▶ **WORK TO DO**
From the listing below, pull each line that includes "name".

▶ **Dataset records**
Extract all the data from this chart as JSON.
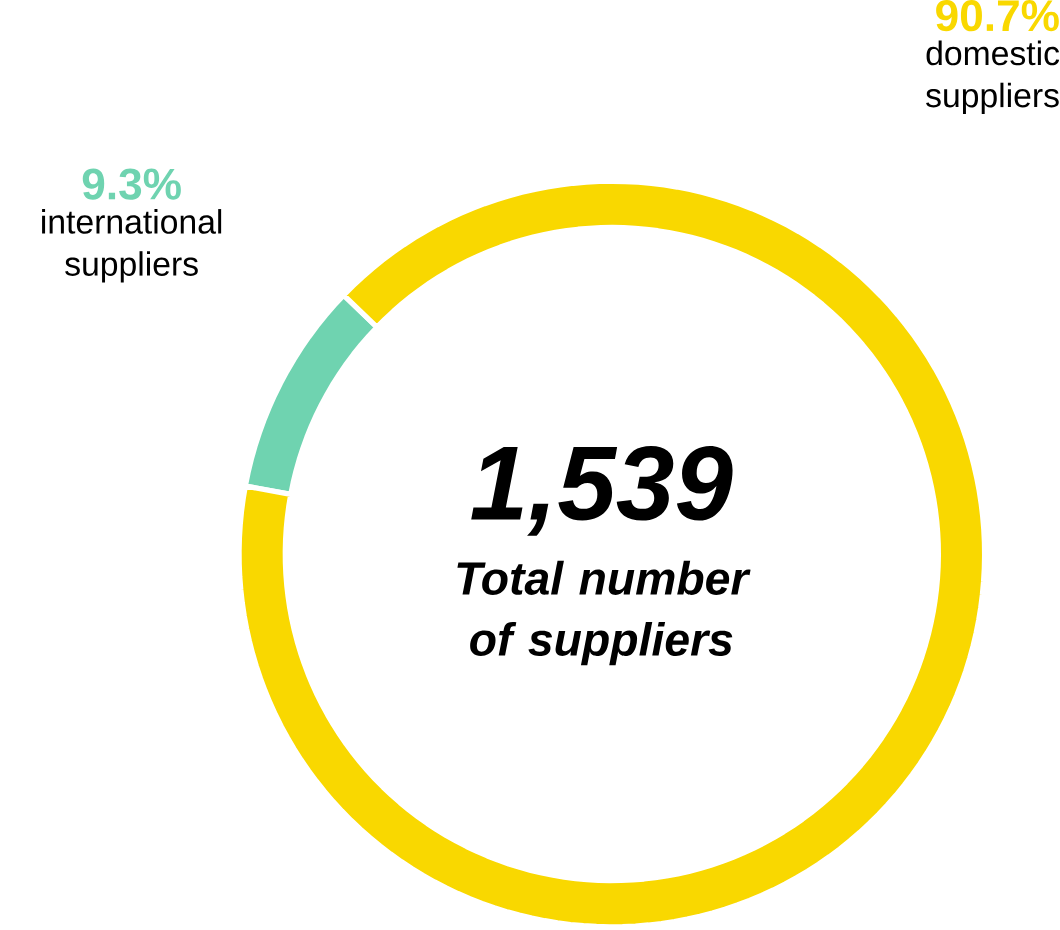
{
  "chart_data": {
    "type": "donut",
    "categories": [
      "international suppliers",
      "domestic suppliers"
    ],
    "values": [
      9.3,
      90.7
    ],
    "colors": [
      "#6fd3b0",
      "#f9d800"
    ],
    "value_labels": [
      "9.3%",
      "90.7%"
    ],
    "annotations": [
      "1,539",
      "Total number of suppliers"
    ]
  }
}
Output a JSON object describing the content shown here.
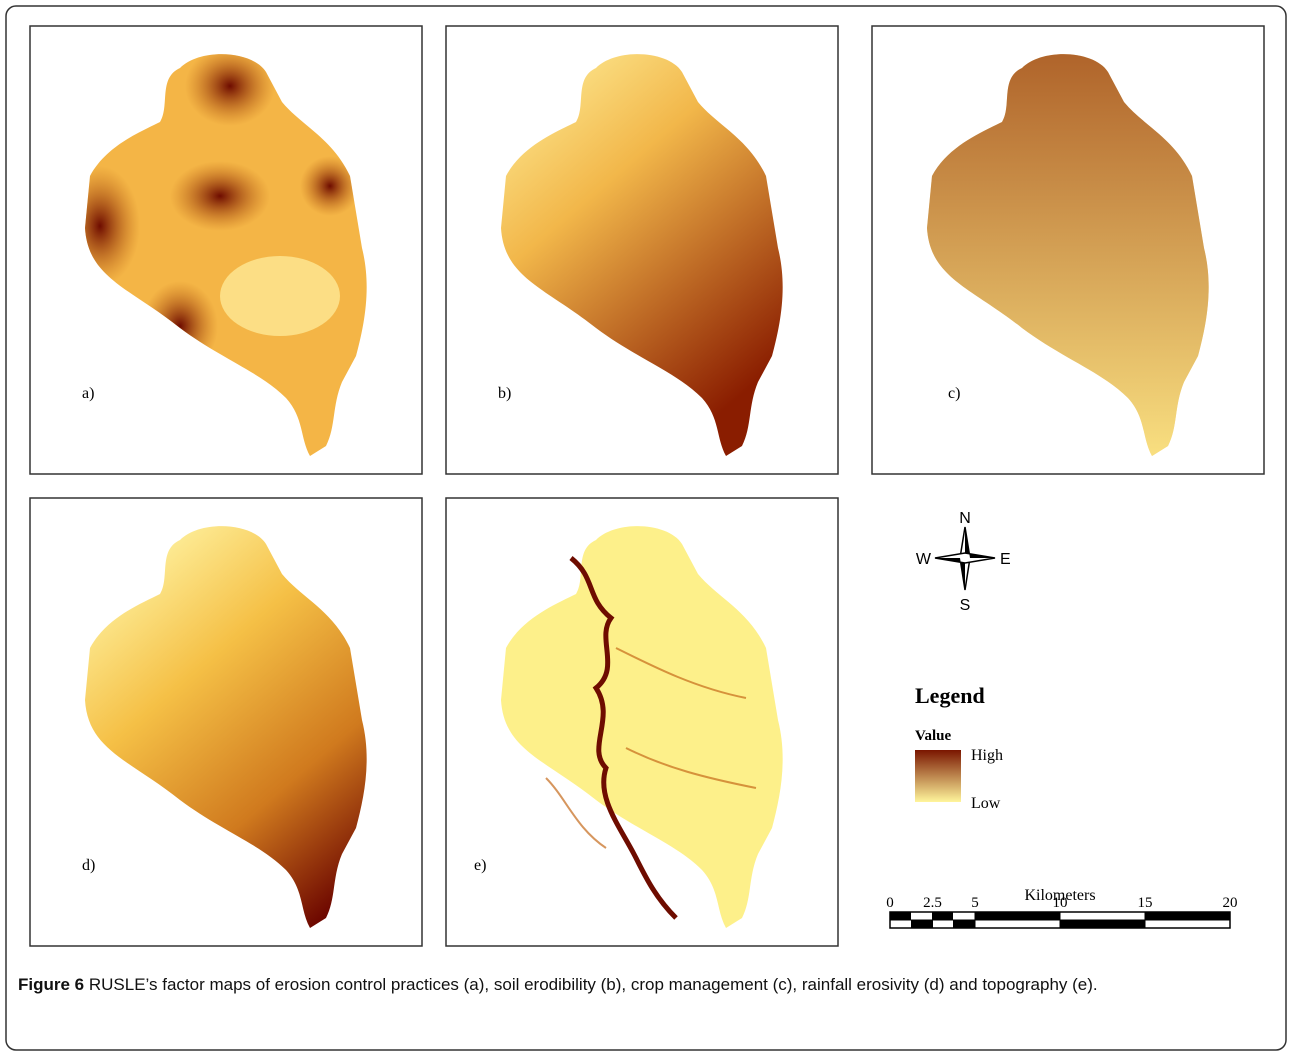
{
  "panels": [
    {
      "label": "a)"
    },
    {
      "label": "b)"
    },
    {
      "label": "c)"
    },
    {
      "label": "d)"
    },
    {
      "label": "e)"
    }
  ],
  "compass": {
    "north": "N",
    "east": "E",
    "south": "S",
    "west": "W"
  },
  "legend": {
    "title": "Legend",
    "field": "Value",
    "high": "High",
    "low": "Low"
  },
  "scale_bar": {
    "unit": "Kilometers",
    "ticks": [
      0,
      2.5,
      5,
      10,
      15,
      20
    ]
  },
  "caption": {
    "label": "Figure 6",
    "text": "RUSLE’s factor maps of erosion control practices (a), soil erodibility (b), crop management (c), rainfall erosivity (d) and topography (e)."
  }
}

--

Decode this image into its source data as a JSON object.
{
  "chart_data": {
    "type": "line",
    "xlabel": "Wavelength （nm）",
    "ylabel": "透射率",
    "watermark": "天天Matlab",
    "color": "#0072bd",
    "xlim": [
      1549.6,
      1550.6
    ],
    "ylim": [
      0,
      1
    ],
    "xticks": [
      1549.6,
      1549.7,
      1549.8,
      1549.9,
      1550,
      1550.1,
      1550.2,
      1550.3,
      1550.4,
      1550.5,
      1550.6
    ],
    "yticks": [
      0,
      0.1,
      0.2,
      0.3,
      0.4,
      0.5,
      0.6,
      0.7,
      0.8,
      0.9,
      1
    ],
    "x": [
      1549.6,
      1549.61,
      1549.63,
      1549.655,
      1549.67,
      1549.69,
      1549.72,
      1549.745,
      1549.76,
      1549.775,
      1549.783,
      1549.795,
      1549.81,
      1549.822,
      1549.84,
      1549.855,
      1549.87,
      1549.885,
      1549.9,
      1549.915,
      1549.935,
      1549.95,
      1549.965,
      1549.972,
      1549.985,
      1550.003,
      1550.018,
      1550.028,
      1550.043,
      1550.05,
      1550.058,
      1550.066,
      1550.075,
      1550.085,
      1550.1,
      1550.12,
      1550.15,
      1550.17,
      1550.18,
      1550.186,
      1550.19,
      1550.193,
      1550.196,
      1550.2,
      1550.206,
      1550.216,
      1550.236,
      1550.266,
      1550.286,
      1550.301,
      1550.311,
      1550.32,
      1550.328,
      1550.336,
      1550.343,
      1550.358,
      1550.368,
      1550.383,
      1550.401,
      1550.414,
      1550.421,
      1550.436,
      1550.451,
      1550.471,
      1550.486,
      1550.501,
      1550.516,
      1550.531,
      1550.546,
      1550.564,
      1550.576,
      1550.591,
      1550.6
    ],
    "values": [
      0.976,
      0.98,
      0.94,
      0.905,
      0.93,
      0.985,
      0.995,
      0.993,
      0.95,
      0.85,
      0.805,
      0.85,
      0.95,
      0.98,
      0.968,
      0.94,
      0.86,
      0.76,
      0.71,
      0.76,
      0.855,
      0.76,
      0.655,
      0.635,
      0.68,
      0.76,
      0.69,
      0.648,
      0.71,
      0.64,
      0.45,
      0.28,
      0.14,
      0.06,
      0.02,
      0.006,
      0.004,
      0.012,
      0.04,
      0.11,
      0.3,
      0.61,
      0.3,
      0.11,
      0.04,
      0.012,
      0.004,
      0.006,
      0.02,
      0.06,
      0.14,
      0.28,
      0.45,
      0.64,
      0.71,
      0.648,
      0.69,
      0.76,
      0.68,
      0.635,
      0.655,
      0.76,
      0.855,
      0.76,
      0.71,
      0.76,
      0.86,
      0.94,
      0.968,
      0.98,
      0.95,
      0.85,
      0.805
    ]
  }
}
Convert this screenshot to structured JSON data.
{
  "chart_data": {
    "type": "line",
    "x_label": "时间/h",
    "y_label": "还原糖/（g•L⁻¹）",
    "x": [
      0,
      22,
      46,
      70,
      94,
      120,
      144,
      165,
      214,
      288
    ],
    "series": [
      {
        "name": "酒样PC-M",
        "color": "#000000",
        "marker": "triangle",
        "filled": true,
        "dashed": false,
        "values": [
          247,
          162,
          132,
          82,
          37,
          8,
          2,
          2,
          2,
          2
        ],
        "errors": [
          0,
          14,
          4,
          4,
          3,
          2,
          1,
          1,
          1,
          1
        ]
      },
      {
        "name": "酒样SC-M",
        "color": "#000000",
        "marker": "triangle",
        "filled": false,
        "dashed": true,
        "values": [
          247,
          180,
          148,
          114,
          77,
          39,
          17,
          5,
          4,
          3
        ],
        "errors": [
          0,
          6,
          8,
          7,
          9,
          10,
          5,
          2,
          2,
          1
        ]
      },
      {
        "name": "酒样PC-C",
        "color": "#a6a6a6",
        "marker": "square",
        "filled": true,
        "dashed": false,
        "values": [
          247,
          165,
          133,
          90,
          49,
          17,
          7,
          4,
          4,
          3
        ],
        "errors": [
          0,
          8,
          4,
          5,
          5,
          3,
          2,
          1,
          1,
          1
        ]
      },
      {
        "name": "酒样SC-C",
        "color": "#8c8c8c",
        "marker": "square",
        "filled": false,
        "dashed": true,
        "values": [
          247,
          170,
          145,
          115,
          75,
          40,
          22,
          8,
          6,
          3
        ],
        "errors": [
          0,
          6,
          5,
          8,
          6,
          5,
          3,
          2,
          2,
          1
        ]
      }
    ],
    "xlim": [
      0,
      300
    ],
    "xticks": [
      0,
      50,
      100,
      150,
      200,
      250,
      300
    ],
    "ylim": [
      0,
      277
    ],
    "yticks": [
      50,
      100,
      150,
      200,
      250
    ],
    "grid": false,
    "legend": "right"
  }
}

==

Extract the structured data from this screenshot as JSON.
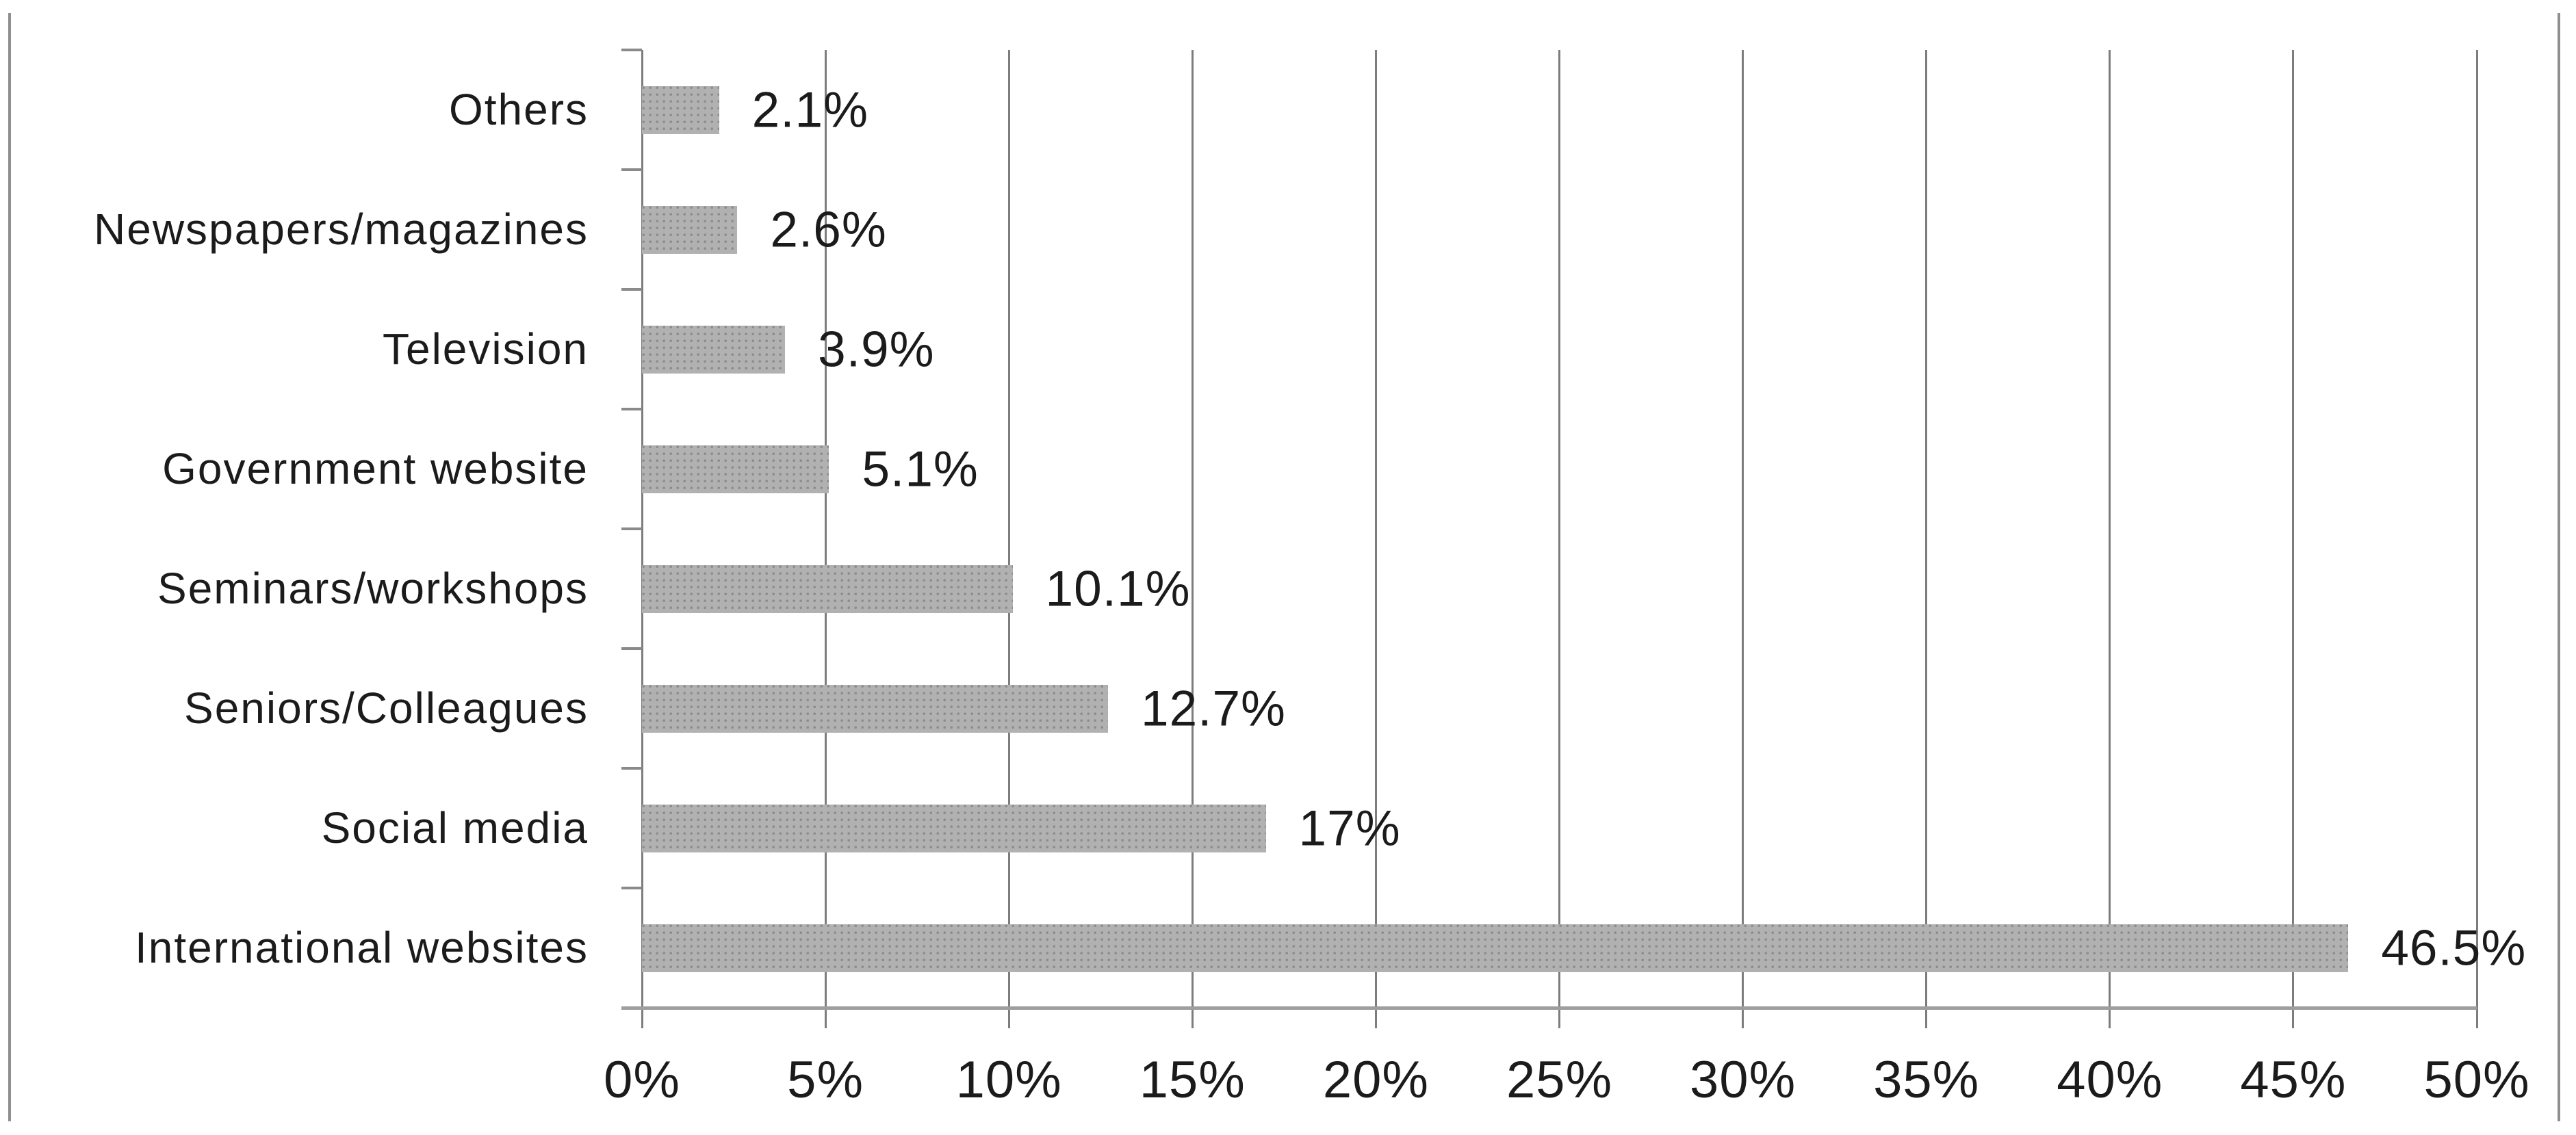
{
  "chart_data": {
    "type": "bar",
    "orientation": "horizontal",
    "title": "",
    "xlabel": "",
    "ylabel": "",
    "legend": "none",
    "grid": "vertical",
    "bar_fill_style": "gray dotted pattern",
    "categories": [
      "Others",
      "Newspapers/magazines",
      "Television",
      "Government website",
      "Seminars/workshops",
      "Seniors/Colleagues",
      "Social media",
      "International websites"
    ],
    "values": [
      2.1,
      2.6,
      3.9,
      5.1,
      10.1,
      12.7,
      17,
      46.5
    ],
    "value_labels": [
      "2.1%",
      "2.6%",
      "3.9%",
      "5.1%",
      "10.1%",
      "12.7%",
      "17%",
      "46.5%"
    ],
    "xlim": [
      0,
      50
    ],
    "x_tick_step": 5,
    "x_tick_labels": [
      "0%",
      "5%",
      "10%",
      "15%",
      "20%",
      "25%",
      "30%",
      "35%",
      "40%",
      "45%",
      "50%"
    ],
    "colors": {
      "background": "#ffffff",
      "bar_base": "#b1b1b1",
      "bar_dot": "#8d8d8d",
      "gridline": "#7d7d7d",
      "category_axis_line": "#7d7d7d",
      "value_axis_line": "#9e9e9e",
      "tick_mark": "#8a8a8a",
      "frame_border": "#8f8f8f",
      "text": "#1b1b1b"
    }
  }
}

▶ **THE RESULT**
        "name": "酒样PC-M",
        "name": "酒样SC-M",
        "name": "酒样PC-C",
        "name": "酒样SC-C",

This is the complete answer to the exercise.